Given request: Could you write out the material below again with every "envelope-icon" changed to "mail-icon" and nothing else altered?

Input rows:
###

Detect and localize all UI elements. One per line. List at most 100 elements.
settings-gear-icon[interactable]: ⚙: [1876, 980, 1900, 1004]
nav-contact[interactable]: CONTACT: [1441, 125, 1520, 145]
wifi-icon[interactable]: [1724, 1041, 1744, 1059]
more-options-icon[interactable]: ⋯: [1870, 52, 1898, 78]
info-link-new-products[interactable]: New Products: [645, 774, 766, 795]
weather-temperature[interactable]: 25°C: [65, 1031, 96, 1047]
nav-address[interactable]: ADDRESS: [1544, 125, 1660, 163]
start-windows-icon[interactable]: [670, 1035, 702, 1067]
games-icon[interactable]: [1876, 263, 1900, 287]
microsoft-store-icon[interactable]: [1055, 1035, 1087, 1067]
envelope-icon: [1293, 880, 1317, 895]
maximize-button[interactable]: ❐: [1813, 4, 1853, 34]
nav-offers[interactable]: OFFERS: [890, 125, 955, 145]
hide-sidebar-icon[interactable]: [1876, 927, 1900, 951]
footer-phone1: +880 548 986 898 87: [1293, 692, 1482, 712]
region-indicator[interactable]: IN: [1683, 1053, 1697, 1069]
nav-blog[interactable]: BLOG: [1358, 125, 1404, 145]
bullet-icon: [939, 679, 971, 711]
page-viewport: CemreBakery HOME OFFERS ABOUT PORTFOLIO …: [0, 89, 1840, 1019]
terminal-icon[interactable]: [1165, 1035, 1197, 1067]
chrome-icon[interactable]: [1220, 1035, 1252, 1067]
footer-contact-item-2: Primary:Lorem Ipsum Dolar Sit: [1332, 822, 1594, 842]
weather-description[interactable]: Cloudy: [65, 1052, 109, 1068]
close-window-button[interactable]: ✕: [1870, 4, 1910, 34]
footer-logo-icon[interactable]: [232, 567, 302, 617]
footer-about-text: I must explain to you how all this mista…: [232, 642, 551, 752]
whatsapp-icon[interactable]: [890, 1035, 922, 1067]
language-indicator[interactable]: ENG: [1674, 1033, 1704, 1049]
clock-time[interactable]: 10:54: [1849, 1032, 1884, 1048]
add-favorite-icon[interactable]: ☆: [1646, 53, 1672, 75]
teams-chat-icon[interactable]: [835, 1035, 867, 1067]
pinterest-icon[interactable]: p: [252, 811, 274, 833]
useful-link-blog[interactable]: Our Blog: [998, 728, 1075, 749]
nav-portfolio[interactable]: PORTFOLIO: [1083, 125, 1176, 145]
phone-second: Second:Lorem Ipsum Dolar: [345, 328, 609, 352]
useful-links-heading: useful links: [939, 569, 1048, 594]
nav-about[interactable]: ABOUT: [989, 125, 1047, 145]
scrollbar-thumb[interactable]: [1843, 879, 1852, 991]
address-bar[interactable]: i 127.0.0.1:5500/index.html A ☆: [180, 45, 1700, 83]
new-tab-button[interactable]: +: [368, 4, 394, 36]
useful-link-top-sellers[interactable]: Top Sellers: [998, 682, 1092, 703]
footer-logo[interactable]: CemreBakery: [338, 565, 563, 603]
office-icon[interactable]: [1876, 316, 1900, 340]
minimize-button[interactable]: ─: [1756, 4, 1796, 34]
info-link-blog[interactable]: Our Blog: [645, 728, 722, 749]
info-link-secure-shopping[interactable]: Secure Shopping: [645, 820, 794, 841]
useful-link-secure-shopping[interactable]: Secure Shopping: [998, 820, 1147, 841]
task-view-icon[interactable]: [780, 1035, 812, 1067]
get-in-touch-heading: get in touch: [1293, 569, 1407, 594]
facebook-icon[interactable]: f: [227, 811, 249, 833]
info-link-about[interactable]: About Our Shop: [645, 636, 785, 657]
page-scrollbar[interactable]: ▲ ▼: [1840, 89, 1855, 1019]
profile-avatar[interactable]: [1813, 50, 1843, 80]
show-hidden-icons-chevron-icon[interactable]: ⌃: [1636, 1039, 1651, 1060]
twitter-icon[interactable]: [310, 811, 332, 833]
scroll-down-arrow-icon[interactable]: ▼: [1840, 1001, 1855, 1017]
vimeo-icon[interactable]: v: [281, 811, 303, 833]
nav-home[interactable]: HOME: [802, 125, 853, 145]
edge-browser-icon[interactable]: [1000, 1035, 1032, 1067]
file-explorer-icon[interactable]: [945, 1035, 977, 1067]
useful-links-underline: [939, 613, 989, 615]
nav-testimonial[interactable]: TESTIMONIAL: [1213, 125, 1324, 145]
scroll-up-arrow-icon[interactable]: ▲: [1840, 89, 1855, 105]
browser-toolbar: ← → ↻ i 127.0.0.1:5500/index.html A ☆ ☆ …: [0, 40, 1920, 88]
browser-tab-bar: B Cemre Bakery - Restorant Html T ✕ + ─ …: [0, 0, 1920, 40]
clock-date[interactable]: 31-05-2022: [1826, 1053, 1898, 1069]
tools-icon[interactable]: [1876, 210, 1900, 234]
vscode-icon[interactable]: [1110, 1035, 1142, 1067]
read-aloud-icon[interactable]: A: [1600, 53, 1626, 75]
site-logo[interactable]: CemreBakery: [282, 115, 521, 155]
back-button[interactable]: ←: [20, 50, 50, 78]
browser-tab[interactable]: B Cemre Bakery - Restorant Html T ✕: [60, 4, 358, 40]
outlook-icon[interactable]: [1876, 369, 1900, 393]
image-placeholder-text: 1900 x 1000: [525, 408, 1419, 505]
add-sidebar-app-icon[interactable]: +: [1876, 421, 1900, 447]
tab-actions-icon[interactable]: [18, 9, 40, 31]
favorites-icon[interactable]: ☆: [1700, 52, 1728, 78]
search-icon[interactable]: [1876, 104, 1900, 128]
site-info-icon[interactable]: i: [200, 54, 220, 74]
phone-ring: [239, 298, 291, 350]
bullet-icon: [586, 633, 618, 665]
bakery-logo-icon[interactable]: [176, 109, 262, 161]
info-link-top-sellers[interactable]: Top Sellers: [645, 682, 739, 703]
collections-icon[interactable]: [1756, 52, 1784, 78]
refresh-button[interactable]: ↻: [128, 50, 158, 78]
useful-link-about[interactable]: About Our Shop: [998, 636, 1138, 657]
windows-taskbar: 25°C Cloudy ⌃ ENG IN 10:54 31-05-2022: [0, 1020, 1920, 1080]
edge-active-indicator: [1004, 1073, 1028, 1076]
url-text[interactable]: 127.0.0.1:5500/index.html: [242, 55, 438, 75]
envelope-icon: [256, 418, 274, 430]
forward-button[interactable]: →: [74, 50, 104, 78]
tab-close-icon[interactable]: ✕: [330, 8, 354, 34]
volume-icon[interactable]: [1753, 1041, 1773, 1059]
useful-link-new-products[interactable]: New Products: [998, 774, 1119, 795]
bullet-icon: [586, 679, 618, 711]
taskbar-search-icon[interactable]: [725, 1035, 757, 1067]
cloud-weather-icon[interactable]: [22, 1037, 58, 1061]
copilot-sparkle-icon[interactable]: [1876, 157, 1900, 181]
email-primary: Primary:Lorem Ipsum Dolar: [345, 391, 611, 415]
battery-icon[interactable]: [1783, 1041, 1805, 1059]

###

Output of the exercise:
Detect and localize all UI elements. One per line. List at most 100 elements.
settings-gear-icon[interactable]: ⚙: [1876, 980, 1900, 1004]
nav-contact[interactable]: CONTACT: [1441, 125, 1520, 145]
wifi-icon[interactable]: [1724, 1041, 1744, 1059]
more-options-icon[interactable]: ⋯: [1870, 52, 1898, 78]
info-link-new-products[interactable]: New Products: [645, 774, 766, 795]
weather-temperature[interactable]: 25°C: [65, 1031, 96, 1047]
nav-address[interactable]: ADDRESS: [1544, 125, 1660, 163]
start-windows-icon[interactable]: [670, 1035, 702, 1067]
games-icon[interactable]: [1876, 263, 1900, 287]
microsoft-store-icon[interactable]: [1055, 1035, 1087, 1067]
mail-icon: [1293, 880, 1317, 895]
maximize-button[interactable]: ❐: [1813, 4, 1853, 34]
nav-offers[interactable]: OFFERS: [890, 125, 955, 145]
hide-sidebar-icon[interactable]: [1876, 927, 1900, 951]
footer-phone1: +880 548 986 898 87: [1293, 692, 1482, 712]
region-indicator[interactable]: IN: [1683, 1053, 1697, 1069]
nav-blog[interactable]: BLOG: [1358, 125, 1404, 145]
bullet-icon: [939, 679, 971, 711]
page-viewport: CemreBakery HOME OFFERS ABOUT PORTFOLIO …: [0, 89, 1840, 1019]
terminal-icon[interactable]: [1165, 1035, 1197, 1067]
chrome-icon[interactable]: [1220, 1035, 1252, 1067]
footer-contact-item-2: Primary:Lorem Ipsum Dolar Sit: [1332, 822, 1594, 842]
weather-description[interactable]: Cloudy: [65, 1052, 109, 1068]
close-window-button[interactable]: ✕: [1870, 4, 1910, 34]
footer-logo-icon[interactable]: [232, 567, 302, 617]
footer-about-text: I must explain to you how all this mista…: [232, 642, 551, 752]
whatsapp-icon[interactable]: [890, 1035, 922, 1067]
language-indicator[interactable]: ENG: [1674, 1033, 1704, 1049]
clock-time[interactable]: 10:54: [1849, 1032, 1884, 1048]
add-favorite-icon[interactable]: ☆: [1646, 53, 1672, 75]
teams-chat-icon[interactable]: [835, 1035, 867, 1067]
pinterest-icon[interactable]: p: [252, 811, 274, 833]
useful-link-blog[interactable]: Our Blog: [998, 728, 1075, 749]
nav-portfolio[interactable]: PORTFOLIO: [1083, 125, 1176, 145]
phone-second: Second:Lorem Ipsum Dolar: [345, 328, 609, 352]
useful-links-heading: useful links: [939, 569, 1048, 594]
nav-about[interactable]: ABOUT: [989, 125, 1047, 145]
scrollbar-thumb[interactable]: [1843, 879, 1852, 991]
address-bar[interactable]: i 127.0.0.1:5500/index.html A ☆: [180, 45, 1700, 83]
new-tab-button[interactable]: +: [368, 4, 394, 36]
useful-link-top-sellers[interactable]: Top Sellers: [998, 682, 1092, 703]
footer-logo[interactable]: CemreBakery: [338, 565, 563, 603]
office-icon[interactable]: [1876, 316, 1900, 340]
minimize-button[interactable]: ─: [1756, 4, 1796, 34]
info-link-blog[interactable]: Our Blog: [645, 728, 722, 749]
info-link-secure-shopping[interactable]: Secure Shopping: [645, 820, 794, 841]
useful-link-secure-shopping[interactable]: Secure Shopping: [998, 820, 1147, 841]
task-view-icon[interactable]: [780, 1035, 812, 1067]
get-in-touch-heading: get in touch: [1293, 569, 1407, 594]
facebook-icon[interactable]: f: [227, 811, 249, 833]
info-link-about[interactable]: About Our Shop: [645, 636, 785, 657]
page-scrollbar[interactable]: ▲ ▼: [1840, 89, 1855, 1019]
profile-avatar[interactable]: [1813, 50, 1843, 80]
show-hidden-icons-chevron-icon[interactable]: ⌃: [1636, 1039, 1651, 1060]
twitter-icon[interactable]: [310, 811, 332, 833]
scroll-down-arrow-icon[interactable]: ▼: [1840, 1001, 1855, 1017]
vimeo-icon[interactable]: v: [281, 811, 303, 833]
nav-home[interactable]: HOME: [802, 125, 853, 145]
edge-browser-icon[interactable]: [1000, 1035, 1032, 1067]
file-explorer-icon[interactable]: [945, 1035, 977, 1067]
useful-links-underline: [939, 613, 989, 615]
nav-testimonial[interactable]: TESTIMONIAL: [1213, 125, 1324, 145]
scroll-up-arrow-icon[interactable]: ▲: [1840, 89, 1855, 105]
browser-toolbar: ← → ↻ i 127.0.0.1:5500/index.html A ☆ ☆ …: [0, 40, 1920, 88]
browser-tab-bar: B Cemre Bakery - Restorant Html T ✕ + ─ …: [0, 0, 1920, 40]
clock-date[interactable]: 31-05-2022: [1826, 1053, 1898, 1069]
tools-icon[interactable]: [1876, 210, 1900, 234]
vscode-icon[interactable]: [1110, 1035, 1142, 1067]
read-aloud-icon[interactable]: A: [1600, 53, 1626, 75]
site-logo[interactable]: CemreBakery: [282, 115, 521, 155]
back-button[interactable]: ←: [20, 50, 50, 78]
browser-tab[interactable]: B Cemre Bakery - Restorant Html T ✕: [60, 4, 358, 40]
outlook-icon[interactable]: [1876, 369, 1900, 393]
image-placeholder-text: 1900 x 1000: [525, 408, 1419, 505]
add-sidebar-app-icon[interactable]: +: [1876, 421, 1900, 447]
tab-actions-icon[interactable]: [18, 9, 40, 31]
favorites-icon[interactable]: ☆: [1700, 52, 1728, 78]
search-icon[interactable]: [1876, 104, 1900, 128]
site-info-icon[interactable]: i: [200, 54, 220, 74]
phone-ring: [239, 298, 291, 350]
bullet-icon: [586, 633, 618, 665]
bakery-logo-icon[interactable]: [176, 109, 262, 161]
info-link-top-sellers[interactable]: Top Sellers: [645, 682, 739, 703]
collections-icon[interactable]: [1756, 52, 1784, 78]
refresh-button[interactable]: ↻: [128, 50, 158, 78]
useful-link-about[interactable]: About Our Shop: [998, 636, 1138, 657]
windows-taskbar: 25°C Cloudy ⌃ ENG IN 10:54 31-05-2022: [0, 1020, 1920, 1080]
edge-active-indicator: [1004, 1073, 1028, 1076]
url-text[interactable]: 127.0.0.1:5500/index.html: [242, 55, 438, 75]
mail-icon: [256, 418, 274, 430]
forward-button[interactable]: →: [74, 50, 104, 78]
tab-close-icon[interactable]: ✕: [330, 8, 354, 34]
volume-icon[interactable]: [1753, 1041, 1773, 1059]
useful-link-new-products[interactable]: New Products: [998, 774, 1119, 795]
bullet-icon: [586, 679, 618, 711]
taskbar-search-icon[interactable]: [725, 1035, 757, 1067]
cloud-weather-icon[interactable]: [22, 1037, 58, 1061]
copilot-sparkle-icon[interactable]: [1876, 157, 1900, 181]
email-primary: Primary:Lorem Ipsum Dolar: [345, 391, 611, 415]
battery-icon[interactable]: [1783, 1041, 1805, 1059]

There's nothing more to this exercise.